Work required
Pull out all lines from the listing below in which the word "might" appears.
* Begin Listed entries *
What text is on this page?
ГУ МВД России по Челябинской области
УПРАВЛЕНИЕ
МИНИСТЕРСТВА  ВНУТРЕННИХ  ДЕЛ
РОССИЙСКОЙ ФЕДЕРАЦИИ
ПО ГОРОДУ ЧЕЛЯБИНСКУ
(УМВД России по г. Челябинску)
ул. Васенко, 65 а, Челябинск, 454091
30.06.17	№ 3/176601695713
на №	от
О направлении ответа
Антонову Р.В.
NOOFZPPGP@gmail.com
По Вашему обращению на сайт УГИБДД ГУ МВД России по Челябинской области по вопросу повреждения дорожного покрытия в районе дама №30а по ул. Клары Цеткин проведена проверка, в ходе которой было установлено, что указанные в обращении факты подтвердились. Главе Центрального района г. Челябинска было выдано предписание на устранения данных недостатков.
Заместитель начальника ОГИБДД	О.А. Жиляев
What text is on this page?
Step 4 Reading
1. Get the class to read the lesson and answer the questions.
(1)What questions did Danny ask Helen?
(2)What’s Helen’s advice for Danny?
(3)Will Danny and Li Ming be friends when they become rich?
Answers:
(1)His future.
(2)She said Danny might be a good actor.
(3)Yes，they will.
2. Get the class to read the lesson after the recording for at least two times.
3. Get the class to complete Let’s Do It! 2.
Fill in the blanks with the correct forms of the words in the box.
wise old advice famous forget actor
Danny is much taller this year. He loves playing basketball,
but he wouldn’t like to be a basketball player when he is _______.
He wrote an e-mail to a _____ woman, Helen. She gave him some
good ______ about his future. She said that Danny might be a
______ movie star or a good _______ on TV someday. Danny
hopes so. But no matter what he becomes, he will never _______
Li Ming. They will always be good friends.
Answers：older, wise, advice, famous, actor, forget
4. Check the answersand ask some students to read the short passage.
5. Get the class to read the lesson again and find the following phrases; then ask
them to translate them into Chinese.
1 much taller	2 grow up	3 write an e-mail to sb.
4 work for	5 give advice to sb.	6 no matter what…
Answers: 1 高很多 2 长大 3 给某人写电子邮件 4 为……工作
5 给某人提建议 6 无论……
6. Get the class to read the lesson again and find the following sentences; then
* End Listed entries *
Task response
(2)She said Danny might be a good actor.
good ______ about his future. She said that Danny might be a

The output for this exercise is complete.